- _PROMPT_
Restate exactly the lines below, from the one containing "Convert this screenshot" through the final line, and leave out the pictures.

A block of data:
········

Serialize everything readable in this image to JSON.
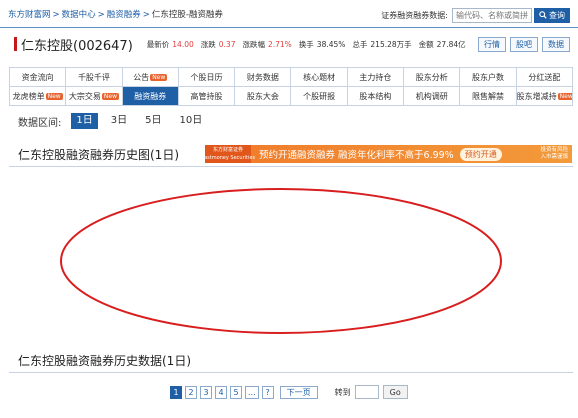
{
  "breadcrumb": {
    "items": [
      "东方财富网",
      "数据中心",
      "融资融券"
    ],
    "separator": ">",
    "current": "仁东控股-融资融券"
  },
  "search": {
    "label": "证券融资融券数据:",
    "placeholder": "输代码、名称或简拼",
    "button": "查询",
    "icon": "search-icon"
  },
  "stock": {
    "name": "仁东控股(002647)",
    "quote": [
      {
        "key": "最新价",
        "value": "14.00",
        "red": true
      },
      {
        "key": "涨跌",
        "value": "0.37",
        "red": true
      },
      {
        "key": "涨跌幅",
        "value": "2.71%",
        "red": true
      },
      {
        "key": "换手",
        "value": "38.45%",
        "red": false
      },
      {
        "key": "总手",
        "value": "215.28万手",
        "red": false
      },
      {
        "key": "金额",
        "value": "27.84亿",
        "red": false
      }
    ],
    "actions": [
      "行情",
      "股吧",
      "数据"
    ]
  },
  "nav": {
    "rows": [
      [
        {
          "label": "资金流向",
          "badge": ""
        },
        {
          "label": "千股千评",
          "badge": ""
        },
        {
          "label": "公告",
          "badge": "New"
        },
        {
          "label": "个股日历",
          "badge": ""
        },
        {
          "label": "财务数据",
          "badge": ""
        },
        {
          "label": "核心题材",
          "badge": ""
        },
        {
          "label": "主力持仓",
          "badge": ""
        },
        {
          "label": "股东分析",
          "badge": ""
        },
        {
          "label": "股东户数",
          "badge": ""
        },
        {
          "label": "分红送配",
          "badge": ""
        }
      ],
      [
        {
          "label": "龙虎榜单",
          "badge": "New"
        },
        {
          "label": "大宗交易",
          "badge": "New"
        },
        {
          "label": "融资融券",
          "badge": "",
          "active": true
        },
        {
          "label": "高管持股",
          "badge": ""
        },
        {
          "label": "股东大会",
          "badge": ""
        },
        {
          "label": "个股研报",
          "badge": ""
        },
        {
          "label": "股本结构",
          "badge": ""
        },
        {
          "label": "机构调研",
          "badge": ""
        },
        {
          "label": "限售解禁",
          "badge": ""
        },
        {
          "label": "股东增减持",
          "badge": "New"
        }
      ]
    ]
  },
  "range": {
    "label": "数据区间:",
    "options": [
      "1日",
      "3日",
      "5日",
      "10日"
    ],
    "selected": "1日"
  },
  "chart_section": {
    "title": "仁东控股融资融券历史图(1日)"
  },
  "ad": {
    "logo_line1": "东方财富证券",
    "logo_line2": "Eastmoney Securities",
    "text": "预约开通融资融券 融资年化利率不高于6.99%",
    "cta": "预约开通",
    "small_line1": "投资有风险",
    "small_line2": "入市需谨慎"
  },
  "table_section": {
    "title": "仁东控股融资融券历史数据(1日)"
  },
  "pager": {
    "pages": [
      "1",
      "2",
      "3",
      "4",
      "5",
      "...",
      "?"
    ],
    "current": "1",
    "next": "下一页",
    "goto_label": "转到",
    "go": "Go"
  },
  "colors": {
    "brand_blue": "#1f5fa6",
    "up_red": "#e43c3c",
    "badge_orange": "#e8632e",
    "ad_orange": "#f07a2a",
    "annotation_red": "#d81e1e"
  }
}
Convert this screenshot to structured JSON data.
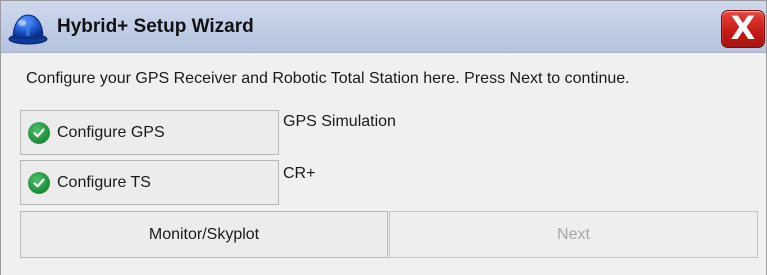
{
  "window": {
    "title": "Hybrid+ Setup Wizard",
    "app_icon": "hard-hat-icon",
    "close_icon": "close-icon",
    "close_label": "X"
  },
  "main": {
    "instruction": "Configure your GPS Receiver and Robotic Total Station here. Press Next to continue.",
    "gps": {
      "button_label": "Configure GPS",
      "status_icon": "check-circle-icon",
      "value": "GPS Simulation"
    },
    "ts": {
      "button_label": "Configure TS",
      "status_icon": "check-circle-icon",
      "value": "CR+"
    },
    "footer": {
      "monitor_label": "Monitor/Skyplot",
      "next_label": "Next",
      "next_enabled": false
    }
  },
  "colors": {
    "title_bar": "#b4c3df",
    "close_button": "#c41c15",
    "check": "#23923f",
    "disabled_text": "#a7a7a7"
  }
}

········

- _RESPONSE FOR THIS EXERCISE_
Convert this screenshot to structured JSON data.
{
  "window": {
    "title": "Hybrid+ Setup Wizard",
    "app_icon": "hard-hat-icon",
    "close_icon": "close-icon",
    "close_label": "X"
  },
  "main": {
    "instruction": "Configure your GPS Receiver and Robotic Total Station here. Press Next to continue.",
    "gps": {
      "button_label": "Configure GPS",
      "status_icon": "check-circle-icon",
      "value": "GPS Simulation"
    },
    "ts": {
      "button_label": "Configure TS",
      "status_icon": "check-circle-icon",
      "value": "CR+"
    },
    "footer": {
      "monitor_label": "Monitor/Skyplot",
      "next_label": "Next",
      "next_enabled": false
    }
  },
  "colors": {
    "title_bar": "#b4c3df",
    "close_button": "#c41c15",
    "check": "#23923f",
    "disabled_text": "#a7a7a7"
  }
}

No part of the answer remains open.